[Dataset records]
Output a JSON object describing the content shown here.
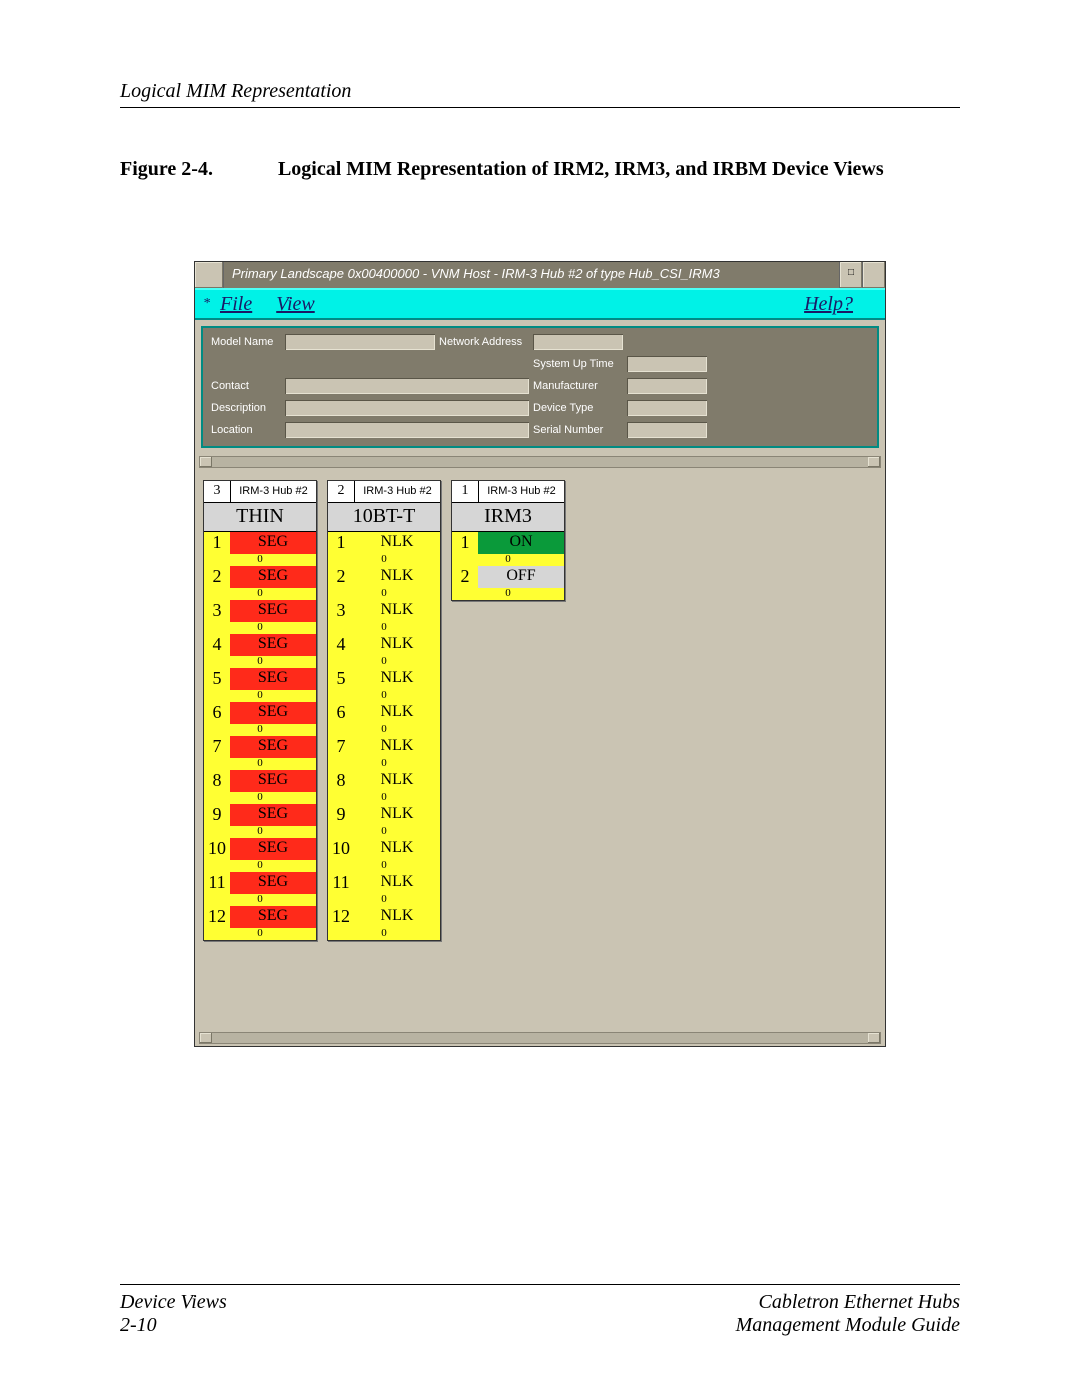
{
  "page_header": "Logical MIM Representation",
  "figure": {
    "label": "Figure 2-4.",
    "title": "Logical MIM Representation of IRM2, IRM3, and IRBM Device Views"
  },
  "window": {
    "title": "Primary Landscape 0x00400000 - VNM Host - IRM-3 Hub #2 of type Hub_CSI_IRM3",
    "window_button": "□"
  },
  "menu": {
    "star": "*",
    "file": "File",
    "view": "View",
    "help": "Help?"
  },
  "info": {
    "model_name": "Model Name",
    "network_address": "Network Address",
    "system_up_time": "System Up Time",
    "contact": "Contact",
    "manufacturer": "Manufacturer",
    "description": "Description",
    "device_type": "Device Type",
    "location": "Location",
    "serial_number": "Serial Number"
  },
  "modules": [
    {
      "slot": "3",
      "hubname": "IRM-3 Hub #2",
      "label": "THIN",
      "ports": [
        {
          "n": "1",
          "s": "SEG",
          "cls": "red",
          "sub": "0"
        },
        {
          "n": "2",
          "s": "SEG",
          "cls": "red",
          "sub": "0"
        },
        {
          "n": "3",
          "s": "SEG",
          "cls": "red",
          "sub": "0"
        },
        {
          "n": "4",
          "s": "SEG",
          "cls": "red",
          "sub": "0"
        },
        {
          "n": "5",
          "s": "SEG",
          "cls": "red",
          "sub": "0"
        },
        {
          "n": "6",
          "s": "SEG",
          "cls": "red",
          "sub": "0"
        },
        {
          "n": "7",
          "s": "SEG",
          "cls": "red",
          "sub": "0"
        },
        {
          "n": "8",
          "s": "SEG",
          "cls": "red",
          "sub": "0"
        },
        {
          "n": "9",
          "s": "SEG",
          "cls": "red",
          "sub": "0"
        },
        {
          "n": "10",
          "s": "SEG",
          "cls": "red",
          "sub": "0"
        },
        {
          "n": "11",
          "s": "SEG",
          "cls": "red",
          "sub": "0"
        },
        {
          "n": "12",
          "s": "SEG",
          "cls": "red",
          "sub": "0"
        }
      ]
    },
    {
      "slot": "2",
      "hubname": "IRM-3 Hub #2",
      "label": "10BT-T",
      "ports": [
        {
          "n": "1",
          "s": "NLK",
          "cls": "yellow",
          "sub": "0"
        },
        {
          "n": "2",
          "s": "NLK",
          "cls": "yellow",
          "sub": "0"
        },
        {
          "n": "3",
          "s": "NLK",
          "cls": "yellow",
          "sub": "0"
        },
        {
          "n": "4",
          "s": "NLK",
          "cls": "yellow",
          "sub": "0"
        },
        {
          "n": "5",
          "s": "NLK",
          "cls": "yellow",
          "sub": "0"
        },
        {
          "n": "6",
          "s": "NLK",
          "cls": "yellow",
          "sub": "0"
        },
        {
          "n": "7",
          "s": "NLK",
          "cls": "yellow",
          "sub": "0"
        },
        {
          "n": "8",
          "s": "NLK",
          "cls": "yellow",
          "sub": "0"
        },
        {
          "n": "9",
          "s": "NLK",
          "cls": "yellow",
          "sub": "0"
        },
        {
          "n": "10",
          "s": "NLK",
          "cls": "yellow",
          "sub": "0"
        },
        {
          "n": "11",
          "s": "NLK",
          "cls": "yellow",
          "sub": "0"
        },
        {
          "n": "12",
          "s": "NLK",
          "cls": "yellow",
          "sub": "0"
        }
      ]
    },
    {
      "slot": "1",
      "hubname": "IRM-3 Hub #2",
      "label": "IRM3",
      "ports": [
        {
          "n": "1",
          "s": "ON",
          "cls": "green",
          "sub": "0"
        },
        {
          "n": "2",
          "s": "OFF",
          "cls": "grey",
          "sub": "0"
        }
      ]
    }
  ],
  "footer": {
    "left1": "Device Views",
    "left2": "2-10",
    "right1": "Cabletron Ethernet Hubs",
    "right2": "Management Module Guide"
  }
}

** TASK STATEMENT **
Copy the listing in full and without alteration, omitting every picture.

** RESPONSE **
Output a JSON object describing the content shown here.
{
  "page_header": "Logical MIM Representation",
  "figure": {
    "label": "Figure 2-4.",
    "title": "Logical MIM Representation of IRM2, IRM3, and IRBM Device Views"
  },
  "window": {
    "title": "Primary Landscape 0x00400000 - VNM Host - IRM-3 Hub #2 of type Hub_CSI_IRM3",
    "window_button": "□"
  },
  "menu": {
    "star": "*",
    "file": "File",
    "view": "View",
    "help": "Help?"
  },
  "info": {
    "model_name": "Model Name",
    "network_address": "Network Address",
    "system_up_time": "System Up Time",
    "contact": "Contact",
    "manufacturer": "Manufacturer",
    "description": "Description",
    "device_type": "Device Type",
    "location": "Location",
    "serial_number": "Serial Number"
  },
  "modules": [
    {
      "slot": "3",
      "hubname": "IRM-3 Hub #2",
      "label": "THIN",
      "ports": [
        {
          "n": "1",
          "s": "SEG",
          "cls": "red",
          "sub": "0"
        },
        {
          "n": "2",
          "s": "SEG",
          "cls": "red",
          "sub": "0"
        },
        {
          "n": "3",
          "s": "SEG",
          "cls": "red",
          "sub": "0"
        },
        {
          "n": "4",
          "s": "SEG",
          "cls": "red",
          "sub": "0"
        },
        {
          "n": "5",
          "s": "SEG",
          "cls": "red",
          "sub": "0"
        },
        {
          "n": "6",
          "s": "SEG",
          "cls": "red",
          "sub": "0"
        },
        {
          "n": "7",
          "s": "SEG",
          "cls": "red",
          "sub": "0"
        },
        {
          "n": "8",
          "s": "SEG",
          "cls": "red",
          "sub": "0"
        },
        {
          "n": "9",
          "s": "SEG",
          "cls": "red",
          "sub": "0"
        },
        {
          "n": "10",
          "s": "SEG",
          "cls": "red",
          "sub": "0"
        },
        {
          "n": "11",
          "s": "SEG",
          "cls": "red",
          "sub": "0"
        },
        {
          "n": "12",
          "s": "SEG",
          "cls": "red",
          "sub": "0"
        }
      ]
    },
    {
      "slot": "2",
      "hubname": "IRM-3 Hub #2",
      "label": "10BT-T",
      "ports": [
        {
          "n": "1",
          "s": "NLK",
          "cls": "yellow",
          "sub": "0"
        },
        {
          "n": "2",
          "s": "NLK",
          "cls": "yellow",
          "sub": "0"
        },
        {
          "n": "3",
          "s": "NLK",
          "cls": "yellow",
          "sub": "0"
        },
        {
          "n": "4",
          "s": "NLK",
          "cls": "yellow",
          "sub": "0"
        },
        {
          "n": "5",
          "s": "NLK",
          "cls": "yellow",
          "sub": "0"
        },
        {
          "n": "6",
          "s": "NLK",
          "cls": "yellow",
          "sub": "0"
        },
        {
          "n": "7",
          "s": "NLK",
          "cls": "yellow",
          "sub": "0"
        },
        {
          "n": "8",
          "s": "NLK",
          "cls": "yellow",
          "sub": "0"
        },
        {
          "n": "9",
          "s": "NLK",
          "cls": "yellow",
          "sub": "0"
        },
        {
          "n": "10",
          "s": "NLK",
          "cls": "yellow",
          "sub": "0"
        },
        {
          "n": "11",
          "s": "NLK",
          "cls": "yellow",
          "sub": "0"
        },
        {
          "n": "12",
          "s": "NLK",
          "cls": "yellow",
          "sub": "0"
        }
      ]
    },
    {
      "slot": "1",
      "hubname": "IRM-3 Hub #2",
      "label": "IRM3",
      "ports": [
        {
          "n": "1",
          "s": "ON",
          "cls": "green",
          "sub": "0"
        },
        {
          "n": "2",
          "s": "OFF",
          "cls": "grey",
          "sub": "0"
        }
      ]
    }
  ],
  "footer": {
    "left1": "Device Views",
    "left2": "2-10",
    "right1": "Cabletron Ethernet Hubs",
    "right2": "Management Module Guide"
  }
}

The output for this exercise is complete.